Stored data:
┌──
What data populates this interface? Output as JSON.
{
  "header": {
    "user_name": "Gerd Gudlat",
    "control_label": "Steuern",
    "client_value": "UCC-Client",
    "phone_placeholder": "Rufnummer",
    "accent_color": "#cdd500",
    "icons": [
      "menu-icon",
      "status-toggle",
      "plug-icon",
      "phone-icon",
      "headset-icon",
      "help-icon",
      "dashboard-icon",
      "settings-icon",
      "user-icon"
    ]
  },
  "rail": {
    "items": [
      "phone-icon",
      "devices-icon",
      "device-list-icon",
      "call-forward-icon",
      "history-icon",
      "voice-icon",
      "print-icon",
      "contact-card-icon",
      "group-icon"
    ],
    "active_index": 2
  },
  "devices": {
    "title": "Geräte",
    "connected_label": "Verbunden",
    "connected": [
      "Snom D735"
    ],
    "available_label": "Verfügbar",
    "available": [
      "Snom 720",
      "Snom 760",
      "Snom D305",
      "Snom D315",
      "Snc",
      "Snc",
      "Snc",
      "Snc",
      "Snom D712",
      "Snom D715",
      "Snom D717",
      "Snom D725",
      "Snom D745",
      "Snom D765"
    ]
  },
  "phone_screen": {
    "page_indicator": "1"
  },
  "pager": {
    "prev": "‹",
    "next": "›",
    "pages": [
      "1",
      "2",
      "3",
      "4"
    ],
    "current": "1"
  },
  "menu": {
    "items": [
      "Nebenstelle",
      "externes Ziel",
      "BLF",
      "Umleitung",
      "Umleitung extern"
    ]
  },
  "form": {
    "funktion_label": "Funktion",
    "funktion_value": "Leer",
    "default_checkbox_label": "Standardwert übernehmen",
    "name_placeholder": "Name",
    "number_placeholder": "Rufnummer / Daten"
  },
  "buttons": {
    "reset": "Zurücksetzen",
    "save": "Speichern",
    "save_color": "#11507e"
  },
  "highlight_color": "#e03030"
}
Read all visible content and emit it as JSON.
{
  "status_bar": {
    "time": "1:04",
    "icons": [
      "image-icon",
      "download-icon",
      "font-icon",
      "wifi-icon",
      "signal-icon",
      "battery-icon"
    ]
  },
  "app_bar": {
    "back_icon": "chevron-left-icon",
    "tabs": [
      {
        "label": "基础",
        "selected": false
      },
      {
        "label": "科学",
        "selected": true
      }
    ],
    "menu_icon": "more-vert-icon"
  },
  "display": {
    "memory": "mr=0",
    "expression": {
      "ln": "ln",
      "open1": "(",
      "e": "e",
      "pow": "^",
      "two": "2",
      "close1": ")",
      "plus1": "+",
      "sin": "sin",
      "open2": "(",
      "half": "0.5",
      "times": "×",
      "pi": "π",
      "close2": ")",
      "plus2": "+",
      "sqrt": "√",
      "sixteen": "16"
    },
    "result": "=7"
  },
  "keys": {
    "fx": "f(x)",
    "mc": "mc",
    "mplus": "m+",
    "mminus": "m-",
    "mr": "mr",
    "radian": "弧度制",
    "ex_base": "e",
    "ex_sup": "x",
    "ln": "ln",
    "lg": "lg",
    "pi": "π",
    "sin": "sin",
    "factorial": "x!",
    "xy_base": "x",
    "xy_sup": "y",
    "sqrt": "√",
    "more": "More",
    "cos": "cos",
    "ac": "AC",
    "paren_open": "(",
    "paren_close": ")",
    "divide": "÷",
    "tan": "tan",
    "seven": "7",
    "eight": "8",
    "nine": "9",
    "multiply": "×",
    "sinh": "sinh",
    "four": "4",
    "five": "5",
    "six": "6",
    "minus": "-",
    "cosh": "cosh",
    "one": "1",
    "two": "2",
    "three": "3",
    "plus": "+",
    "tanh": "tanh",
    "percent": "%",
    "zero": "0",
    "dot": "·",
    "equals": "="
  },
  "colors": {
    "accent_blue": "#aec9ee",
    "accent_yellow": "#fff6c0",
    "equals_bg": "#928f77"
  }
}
└──
Goal:
Tally the lines in the entries above that hold the word "Snom". Reply with nothing but that count.

Exercise result:
11